What you have to do: Write the records below out in full, character for character, with no pictures.
........
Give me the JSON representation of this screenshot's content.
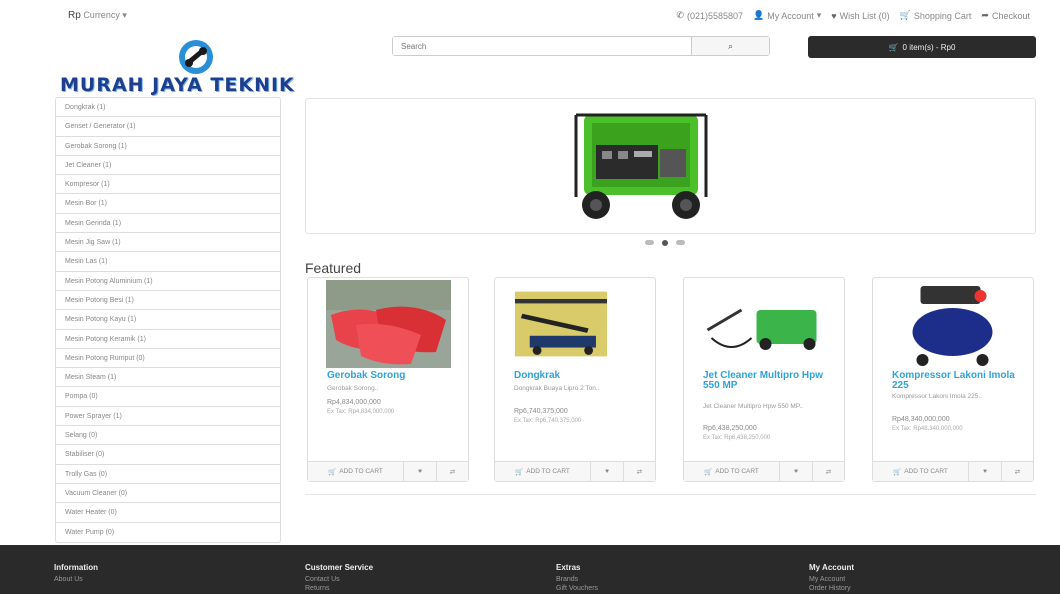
{
  "topbar": {
    "currency_symbol": "Rp",
    "currency_label": "Currency",
    "phone": "(021)5585807",
    "my_account": "My Account",
    "wish_list": "Wish List (0)",
    "shopping_cart": "Shopping Cart",
    "checkout": "Checkout"
  },
  "logo": {
    "text": "MURAH JAYA TEKNIK"
  },
  "search": {
    "placeholder": "Search"
  },
  "cart": {
    "label": "0 item(s) - Rp0"
  },
  "sidebar": {
    "items": [
      "Dongkrak (1)",
      "Genset / Generator (1)",
      "Gerobak Sorong (1)",
      "Jet Cleaner (1)",
      "Kompresor (1)",
      "Mesin Bor (1)",
      "Mesin Gerinda (1)",
      "Mesin Jig Saw (1)",
      "Mesin Las (1)",
      "Mesin Potong Aluminium (1)",
      "Mesin Potong Besi (1)",
      "Mesin Potong Kayu (1)",
      "Mesin Potong Keramik (1)",
      "Mesin Potong Rumput (0)",
      "Mesin Steam (1)",
      "Pompa (0)",
      "Power Sprayer (1)",
      "Selang (0)",
      "Stabiliser (0)",
      "Trolly Gas (0)",
      "Vacuum Cleaner (0)",
      "Water Heater (0)",
      "Water Pump (0)"
    ]
  },
  "featured": {
    "title": "Featured",
    "add_to_cart": "ADD TO CART",
    "products": [
      {
        "name": "Gerobak Sorong",
        "desc": "Gerobak Sorong..",
        "price": "Rp4,834,000,000",
        "extax": "Ex Tax: Rp4,834,000,000"
      },
      {
        "name": "Dongkrak",
        "desc": "Dongkrak Buaya Lipro 2 Ton..",
        "price": "Rp6,740,375,000",
        "extax": "Ex Tax: Rp6,740,375,000"
      },
      {
        "name": "Jet Cleaner Multipro Hpw 550 MP",
        "desc": "Jet Cleaner Multipro Hpw 550 MP..",
        "price": "Rp6,438,250,000",
        "extax": "Ex Tax: Rp6,438,250,000"
      },
      {
        "name": "Kompressor Lakoni Imola 225",
        "desc": "Kompressor Lakoni Imola 225..",
        "price": "Rp48,340,000,000",
        "extax": "Ex Tax: Rp48,340,000,000"
      }
    ]
  },
  "footer": {
    "information": {
      "title": "Information",
      "links": [
        "About Us"
      ]
    },
    "customer_service": {
      "title": "Customer Service",
      "links": [
        "Contact Us",
        "Returns"
      ]
    },
    "extras": {
      "title": "Extras",
      "links": [
        "Brands",
        "Gift Vouchers"
      ]
    },
    "my_account": {
      "title": "My Account",
      "links": [
        "My Account",
        "Order History"
      ]
    }
  }
}
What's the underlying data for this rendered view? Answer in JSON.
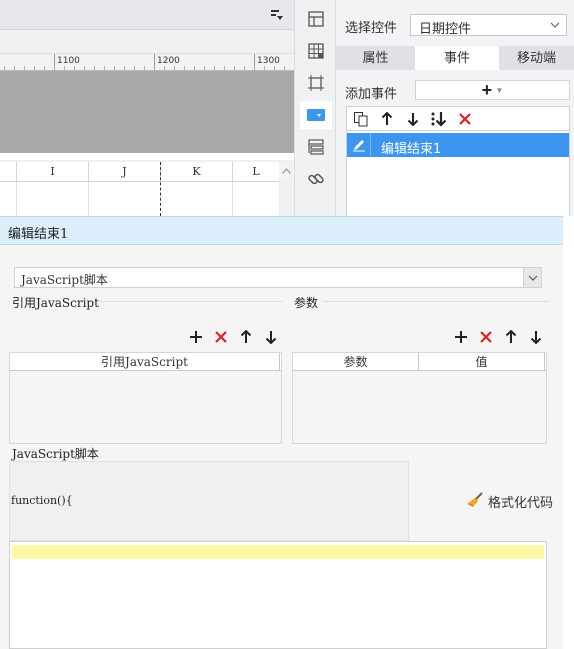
........
Task solution:
Give me the JSON representation of this screenshot's content.
{
  "topbar": {
    "currency_symbol": "Rp",
    "currency_label": "Currency",
    "phone": "(021)5585807",
    "my_account": "My Account",
    "wish_list": "Wish List (0)",
    "shopping_cart": "Shopping Cart",
    "checkout": "Checkout"
  },
  "logo": {
    "text": "MURAH JAYA TEKNIK"
  },
  "search": {
    "placeholder": "Search"
  },
  "cart": {
    "label": "0 item(s) - Rp0"
  },
  "sidebar": {
    "items": [
      "Dongkrak (1)",
      "Genset / Generator (1)",
      "Gerobak Sorong (1)",
      "Jet Cleaner (1)",
      "Kompresor (1)",
      "Mesin Bor (1)",
      "Mesin Gerinda (1)",
      "Mesin Jig Saw (1)",
      "Mesin Las (1)",
      "Mesin Potong Aluminium (1)",
      "Mesin Potong Besi (1)",
      "Mesin Potong Kayu (1)",
      "Mesin Potong Keramik (1)",
      "Mesin Potong Rumput (0)",
      "Mesin Steam (1)",
      "Pompa (0)",
      "Power Sprayer (1)",
      "Selang (0)",
      "Stabiliser (0)",
      "Trolly Gas (0)",
      "Vacuum Cleaner (0)",
      "Water Heater (0)",
      "Water Pump (0)"
    ]
  },
  "featured": {
    "title": "Featured",
    "add_to_cart": "ADD TO CART",
    "products": [
      {
        "name": "Gerobak Sorong",
        "desc": "Gerobak Sorong..",
        "price": "Rp4,834,000,000",
        "extax": "Ex Tax: Rp4,834,000,000"
      },
      {
        "name": "Dongkrak",
        "desc": "Dongkrak Buaya Lipro 2 Ton..",
        "price": "Rp6,740,375,000",
        "extax": "Ex Tax: Rp6,740,375,000"
      },
      {
        "name": "Jet Cleaner Multipro Hpw 550 MP",
        "desc": "Jet Cleaner Multipro Hpw 550 MP..",
        "price": "Rp6,438,250,000",
        "extax": "Ex Tax: Rp6,438,250,000"
      },
      {
        "name": "Kompressor Lakoni Imola 225",
        "desc": "Kompressor Lakoni Imola 225..",
        "price": "Rp48,340,000,000",
        "extax": "Ex Tax: Rp48,340,000,000"
      }
    ]
  },
  "footer": {
    "information": {
      "title": "Information",
      "links": [
        "About Us"
      ]
    },
    "customer_service": {
      "title": "Customer Service",
      "links": [
        "Contact Us",
        "Returns"
      ]
    },
    "extras": {
      "title": "Extras",
      "links": [
        "Brands",
        "Gift Vouchers"
      ]
    },
    "my_account": {
      "title": "My Account",
      "links": [
        "My Account",
        "Order History"
      ]
    }
  }
}
What's the underlying data for this rendered view? Answer in JSON.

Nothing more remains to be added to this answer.